**** FRAGMENTO SELECCIONADO

Septiembre 30 de 1810
Pastoral del señor obispo de Puebla Manuel Ignacio González del Campillo.
Nos don Manuel Ignacio González del Campillo, por la gracia de Dios y de la santa sede apostólica obispo de la Puebla de los Ángeles, del consejo de su majestad etcétera
A todos nuestros amados diocesanos, salud y paz en nuestro señor Jesucristo.
En una época tan calamitosa como la presente, lo que faltaba para colmo de nuestra desgracia era una revolución interior. Ésta se ha manifestado, según los papeles de la superioridad, el día 15 del que acaba en el pueblo de los Dolores, acaudillada por su cura don Miguel Hidalgo y los capitanes don Ignacio Allende y don Juan Aldama. No hay expresiones con qué significar bastantemente la temeridad de una empresa tan desatinada, ni la gravedad de los excesos y atentados que han cometido contra sus paisanos y nuestros caros hermanos los españoles europeos. Esos hijos desnaturalizados, degenerando de la humildad, moderación, respeto a las autoridades constituidas, fidelidad y religión, que han caracterizado hasta ahora a la nación americana; han levantado el estandarte de la rebelión para manchar la reputación de sus compatriotas y ejecutar en ellos las mayores crueldades.
Siguiendo los detestables principios de los franceses han saqueado los conventos, han profanado las iglesias, han manchado sus manos en la sangre de los inocentes y han cometido las mayores torpezas.

********
**** REGISTROS PROPORCIONADOS

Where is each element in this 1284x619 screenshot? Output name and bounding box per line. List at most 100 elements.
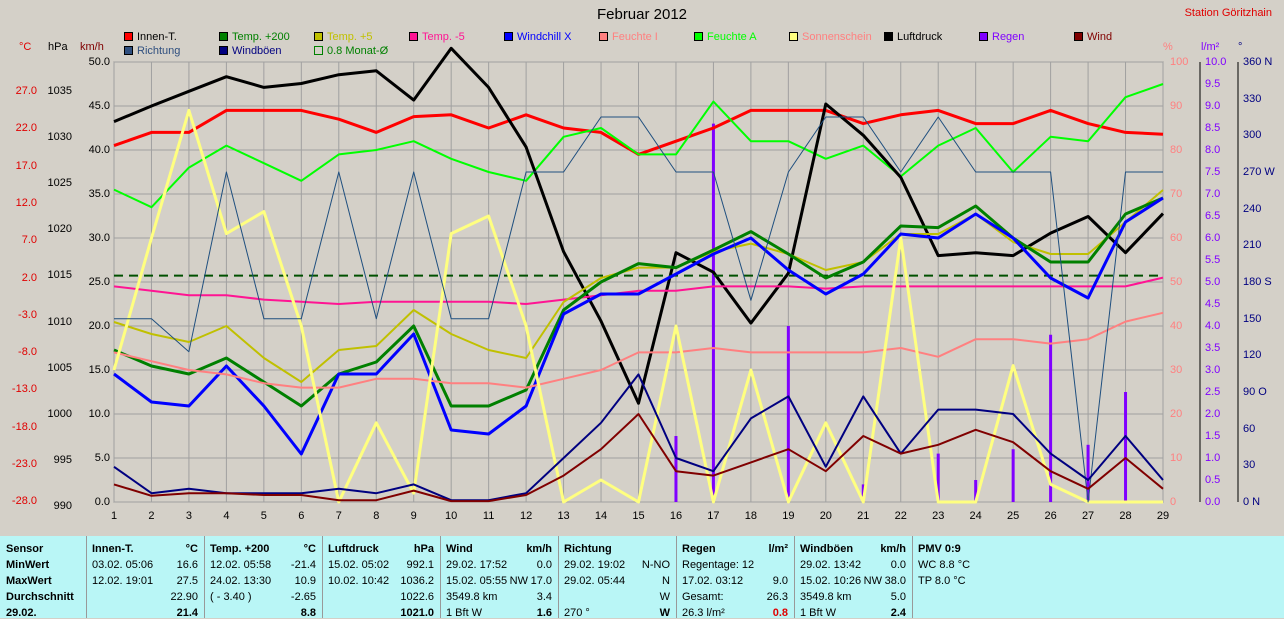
percent-tick-label: 60 — [1170, 232, 1183, 244]
legend-label: Windchill X — [517, 31, 572, 43]
luft-current: 1021.0 — [400, 607, 434, 619]
richtung-min: N-NO — [641, 559, 670, 571]
regen-total: 26.3 — [766, 591, 788, 603]
legend-label: Sonnenschein — [802, 31, 872, 43]
dir-tick-label: 150 — [1243, 312, 1262, 325]
pmv-header: PMV 0:9 — [918, 543, 961, 555]
temp-tick-label: 17.0 — [15, 159, 37, 172]
col-richtung: Richtung 29.02. 19:02 N-NO 29.02. 05:44 … — [558, 536, 677, 619]
x-tick-label: 22 — [894, 510, 907, 522]
legend-swatch — [1074, 32, 1083, 41]
series-line-temp-200 — [113, 196, 1164, 408]
chart-title: Februar 2012 — [596, 6, 688, 23]
dir-unit: ° — [1238, 41, 1243, 53]
rain-tick-label: 2.0 — [1205, 408, 1221, 420]
wind-tick-label: 5.0 — [94, 452, 110, 464]
innen-max: 27.5 — [176, 575, 198, 587]
x-tick-label: 29 — [1156, 510, 1170, 522]
legend-item: Luftdruck — [884, 31, 942, 43]
luft-min-date: 15.02. 05:02 — [328, 559, 390, 571]
percent-tick-label: 100 — [1170, 56, 1189, 68]
temp-current: 8.8 — [300, 607, 316, 619]
wind-distance: 3549.8 km — [446, 591, 498, 603]
x-tick-label: 3 — [185, 510, 192, 522]
legend-label: Luftdruck — [897, 31, 943, 43]
col-luftdruck: Luftdruck hPa 15.02. 05:02 992.1 10.02. … — [322, 536, 441, 619]
x-tick-label: 12 — [519, 510, 533, 522]
pressure-tick-label: 1015 — [47, 269, 72, 282]
wind-bft: 1 Bft W — [446, 607, 483, 619]
legend-label: Windböen — [232, 45, 282, 57]
legend-swatch — [314, 32, 323, 41]
wind-avg: 3.4 — [536, 591, 552, 603]
richtung-avg: W — [659, 591, 670, 603]
percent-unit: % — [1163, 41, 1173, 53]
x-tick-label: 20 — [819, 510, 832, 522]
legend-item: Temp. +200 — [219, 31, 290, 43]
temp-tick-label: 2.0 — [21, 271, 37, 284]
temp-min: -21.4 — [290, 559, 316, 571]
x-tick-label: 8 — [373, 510, 380, 522]
luft-header: Luftdruck — [328, 543, 379, 555]
pressure-tick-label: 990 — [53, 499, 72, 512]
temp-tick-label: -18.0 — [11, 420, 37, 433]
rain-tick-label: 0.5 — [1205, 474, 1221, 486]
richtung-max: N — [662, 575, 670, 587]
legend-item: Feuchte I — [599, 31, 658, 43]
percent-tick-label: 70 — [1170, 188, 1183, 200]
series-line-windb-en — [113, 373, 1164, 502]
x-tick-label: 18 — [744, 510, 758, 522]
wind-tick-label: 25.0 — [88, 276, 110, 288]
wind-tick-label: 45.0 — [88, 100, 110, 112]
x-tick-label: 6 — [298, 510, 305, 522]
dir-tick-label: 210 — [1243, 239, 1262, 252]
wind-min-date: 29.02. 17:52 — [446, 559, 508, 571]
legend-swatch — [789, 32, 798, 41]
col-innen: Innen-T. °C 03.02. 05:06 16.6 12.02. 19:… — [86, 536, 205, 619]
legend-item: Feuchte A — [694, 31, 757, 43]
pressure-tick-label: 995 — [53, 453, 72, 466]
wind-unit: km/h — [80, 41, 104, 53]
rain-tick-label: 5.0 — [1205, 276, 1221, 288]
x-tick-label: 4 — [223, 510, 230, 522]
regen-header: Regen — [682, 543, 716, 555]
richtung-header: Richtung — [564, 543, 612, 555]
series-line-windchill-x — [113, 196, 1164, 456]
richtung-current: W — [659, 607, 670, 619]
dir-tick-label: 30 — [1243, 459, 1256, 472]
col-wind: Wind km/h 29.02. 17:52 0.0 15.02. 05:55 … — [440, 536, 559, 619]
legend-item: Temp. +5 — [314, 31, 373, 43]
dir-tick-label: 120 — [1243, 349, 1262, 362]
legend-swatch — [124, 32, 133, 41]
boeen-unit: km/h — [880, 543, 906, 555]
legend-item: Richtung — [124, 45, 180, 57]
legend-item: 0.8 Monat-Ø — [314, 45, 388, 57]
legend-label: Feuchte I — [612, 31, 658, 43]
innen-avg: 22.90 — [170, 591, 198, 603]
legend-swatch — [124, 46, 133, 55]
temp-avg: -2.65 — [290, 591, 316, 603]
wind-unit-col: km/h — [526, 543, 552, 555]
temp-tick-label: -3.0 — [18, 308, 37, 321]
x-tick-label: 10 — [445, 510, 458, 522]
col-windboeen: Windböen km/h 29.02. 13:42 0.0 15.02. 10… — [794, 536, 913, 619]
col-pmv: PMV 0:9 WC 8.8 °C TP 8.0 °C — [912, 536, 1284, 618]
x-tick-label: 24 — [969, 510, 982, 522]
pressure-tick-label: 1000 — [47, 407, 72, 420]
percent-tick-label: 30 — [1170, 364, 1183, 376]
regen-current: 0.8 — [772, 607, 788, 619]
wind-tick-label: 50.0 — [88, 56, 110, 68]
x-tick-label: 14 — [594, 510, 608, 522]
rain-tick-label: 8.5 — [1205, 122, 1221, 134]
legend-swatch — [694, 32, 703, 41]
rain-tick-label: 9.5 — [1205, 78, 1221, 90]
rain-unit: l/m² — [1201, 41, 1220, 53]
richtung-min-date: 29.02. 19:02 — [564, 559, 626, 571]
pressure-tick-label: 1030 — [47, 131, 72, 144]
legend-swatch — [314, 46, 323, 55]
series-line-temp-5 — [113, 276, 1164, 305]
rain-tick-label: 4.5 — [1205, 298, 1221, 310]
dir-tick-label: 180 S — [1243, 276, 1272, 288]
pressure-tick-label: 1020 — [47, 223, 72, 236]
wind-min: 0.0 — [536, 559, 552, 571]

********

→ REQUISITOS DE TAREAS
1 - En los registros, actualiza las líneas entre la que contiene "percent-tick-label: 60 —" y la que contiene "temp-tick-label: 17.0 — [15, 159, 37, 172]", ambas incluidas: cambia "legend-label" por "etiqueta-leyenda", deja todo lo demás igual y devuelve solo esas líneas.
2 - Prolonga la pastoral sobre la rebelión de Dolores a partir del punto en que se interrumpe.
Los registros no tienen ninguna relación con el texto.

→ RESPUESTAS
1 -
percent-tick-label: 60 — [1170, 232, 1183, 244]
etiqueta-leyenda: Windchill X — [517, 31, 572, 43]
luft-current: 1021.0 — [400, 607, 434, 619]
richtung-min: N-NO — [641, 559, 670, 571]
regen-total: 26.3 — [766, 591, 788, 603]
etiqueta-leyenda: Sonnenschein — [802, 31, 872, 43]
dir-tick-label: 150 — [1243, 312, 1262, 325]
pmv-header: PMV 0:9 — [918, 543, 961, 555]
temp-tick-label: 17.0 — [15, 159, 37, 172]

2 -
Parece que sobre ellos ha descargado el Dios de las venganzas el mismo castigo con que afligió a Egipto por su obstinación: Yo haré1 dice el Señor, que los egipcios se levanten contra los egipcios, que el hermano pelee contra el hermano, el amigo contra el amigo, la ciudad contra la ciudad y el reino contra el reino. Ha derramado sobre ellos el espíritu2 de aturdimiento, que los hace andar con pasos vacilantes como el ebrio, que vomita lo que ha bebido.
Pero confío en la misericordia infinita de Dios que no se ha de reproducir al pie de la letra en este reino el ejemplar de Egipto3 los príncipes no serán insensatos, ni perderán su antiguo valor. Tenemos un digno jefe, cuyos conocimientos profundos en el arte de la guerra, acreditado valor, actividad y celo de que ya ha dado en nuestro continente los más claros testimonios, nos aseguran la pronta dispersión de esa gavilla tumultuaria, que solamente ha podido reunirse porque la seducción y la malicia han triunfado de la sencillez incauta.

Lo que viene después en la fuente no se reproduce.